(Passage):

*****

Pytorch

Pytorch is a popular tensor library for deep learning jobs.

Licence

Pytorch is BSD-style licenced: https://github.com/pytorch/pytorch/blob/main/LICENSE

Preinstalled Pytorch environments

  1. JupyterHub, GPU AI Lab or Pytorch environment: https://jupyter.hpc.kifu.hu/ (not suitable for multinode jobs).

  2. Preinstalled Pytorch containers are available through ssh. For example: /opt/software/packages/containers/ubuntu_CUDA_ai_2p0.sif

  3. Pytorch is also available as a module: module load pytorch/x.x.x . If you find that some packages are missing, you can often install it yourself with pip install –user.

    Currently installed Pytorch verions: 2.2.2; 2.4.1

We are strongly advise against installing a new Conda environment directly into your home folder, as this method consumes a lot of Inode. You can see the Inode information with: df -i, or squota . If you need a custom environment, please use Singularity container technology.

Usage of Pytorch container

Running interactive jobs in container:

Note

To build your own AI container, please refer to: https://docs.hpc.kifu.hu/en/software/singularity.html#singularity . Recipes (or .def files) are also available through ssh at: /opt/software/packages/containers/ .

Create a run_script.sh file with the following content:

module load singularity                                        #load Singularity module
singularity exec --nv ubuntu_CUDA_ai.sif python env_test.py    #run the script in the container

Then run the run_script.sh with the following command:

srun --partition=gpu --cpus-per-gpu=32 --mem-per-cpu=2000 --gres=gpu:1 bash run_script.sh

Hint

Although GPU-heavy jobs usually don’t rely on system memory, it is necessary to reserve enough memory for the container. However, only 2000 MB memory can be allocated for each CPU core. This limit can only be bypassed with reserving more CPU cores.

*****

(Given data):

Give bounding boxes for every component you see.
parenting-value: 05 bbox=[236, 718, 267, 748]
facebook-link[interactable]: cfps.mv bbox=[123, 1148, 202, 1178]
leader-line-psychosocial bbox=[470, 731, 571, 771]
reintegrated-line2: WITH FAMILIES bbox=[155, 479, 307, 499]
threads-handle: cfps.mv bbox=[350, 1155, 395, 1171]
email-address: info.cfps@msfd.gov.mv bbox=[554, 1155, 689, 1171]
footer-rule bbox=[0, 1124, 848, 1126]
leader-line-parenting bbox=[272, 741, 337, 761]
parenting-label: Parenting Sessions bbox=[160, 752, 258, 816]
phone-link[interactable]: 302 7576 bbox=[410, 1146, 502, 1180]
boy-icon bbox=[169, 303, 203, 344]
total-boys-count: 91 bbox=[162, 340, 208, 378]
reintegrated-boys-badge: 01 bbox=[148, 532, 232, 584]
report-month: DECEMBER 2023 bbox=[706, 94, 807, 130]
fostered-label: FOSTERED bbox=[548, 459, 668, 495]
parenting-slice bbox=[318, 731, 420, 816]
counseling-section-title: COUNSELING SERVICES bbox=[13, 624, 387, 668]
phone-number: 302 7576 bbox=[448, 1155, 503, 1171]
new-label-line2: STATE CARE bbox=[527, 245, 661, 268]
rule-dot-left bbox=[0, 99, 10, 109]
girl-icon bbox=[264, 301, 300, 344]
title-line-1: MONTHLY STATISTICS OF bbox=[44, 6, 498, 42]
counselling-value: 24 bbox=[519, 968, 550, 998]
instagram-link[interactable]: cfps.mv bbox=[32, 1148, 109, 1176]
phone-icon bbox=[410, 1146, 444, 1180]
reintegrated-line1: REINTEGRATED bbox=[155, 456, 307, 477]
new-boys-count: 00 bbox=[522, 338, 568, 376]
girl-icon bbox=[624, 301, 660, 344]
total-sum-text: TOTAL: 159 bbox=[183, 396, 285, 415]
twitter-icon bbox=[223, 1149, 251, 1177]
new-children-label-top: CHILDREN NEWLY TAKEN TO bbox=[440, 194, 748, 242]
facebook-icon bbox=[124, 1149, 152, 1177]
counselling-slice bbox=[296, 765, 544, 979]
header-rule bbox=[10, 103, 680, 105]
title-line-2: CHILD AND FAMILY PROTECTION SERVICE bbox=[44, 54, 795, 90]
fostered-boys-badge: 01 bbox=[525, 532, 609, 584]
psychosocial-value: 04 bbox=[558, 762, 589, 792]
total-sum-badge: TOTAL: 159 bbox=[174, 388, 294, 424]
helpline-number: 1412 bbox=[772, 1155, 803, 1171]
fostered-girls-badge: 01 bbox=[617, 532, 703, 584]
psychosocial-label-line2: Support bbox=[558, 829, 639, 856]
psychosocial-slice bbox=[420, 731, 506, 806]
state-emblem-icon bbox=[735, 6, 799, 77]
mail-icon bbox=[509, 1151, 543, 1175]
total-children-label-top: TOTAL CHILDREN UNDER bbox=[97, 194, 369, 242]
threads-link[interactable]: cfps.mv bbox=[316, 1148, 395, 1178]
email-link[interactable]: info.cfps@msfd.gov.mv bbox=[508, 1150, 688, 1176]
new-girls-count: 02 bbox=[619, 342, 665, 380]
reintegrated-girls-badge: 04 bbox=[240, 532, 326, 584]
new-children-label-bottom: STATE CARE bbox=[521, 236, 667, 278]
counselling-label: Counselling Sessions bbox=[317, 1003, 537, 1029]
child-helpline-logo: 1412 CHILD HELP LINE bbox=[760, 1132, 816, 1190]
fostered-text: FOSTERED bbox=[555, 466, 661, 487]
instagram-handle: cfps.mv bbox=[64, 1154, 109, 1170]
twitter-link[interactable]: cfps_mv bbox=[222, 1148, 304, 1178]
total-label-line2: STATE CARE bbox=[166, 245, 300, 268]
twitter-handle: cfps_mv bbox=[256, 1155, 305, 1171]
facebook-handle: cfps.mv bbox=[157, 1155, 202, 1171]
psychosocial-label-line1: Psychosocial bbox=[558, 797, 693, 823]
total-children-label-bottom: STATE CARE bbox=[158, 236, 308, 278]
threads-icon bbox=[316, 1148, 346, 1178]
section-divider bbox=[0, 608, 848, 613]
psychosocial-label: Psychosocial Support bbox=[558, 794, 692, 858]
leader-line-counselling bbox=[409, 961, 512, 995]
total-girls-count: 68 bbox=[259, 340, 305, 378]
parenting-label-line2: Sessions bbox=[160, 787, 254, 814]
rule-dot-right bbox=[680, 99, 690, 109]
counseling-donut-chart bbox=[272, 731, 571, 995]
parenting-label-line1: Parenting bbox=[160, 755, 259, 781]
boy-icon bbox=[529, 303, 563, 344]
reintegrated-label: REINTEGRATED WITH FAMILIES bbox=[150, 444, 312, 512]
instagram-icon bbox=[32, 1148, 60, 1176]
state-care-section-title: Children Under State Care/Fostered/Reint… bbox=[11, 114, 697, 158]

*****

Please answer these from the Pytorch page:
(a) Which Pytorch versions are currently installed?
(b) What container technology should be used for a custom environment?
(c) How much memory can be allocated for each CPU core?

(a) 2.2.2 and 2.4.1
(b) Singularity
(c) 2000 MB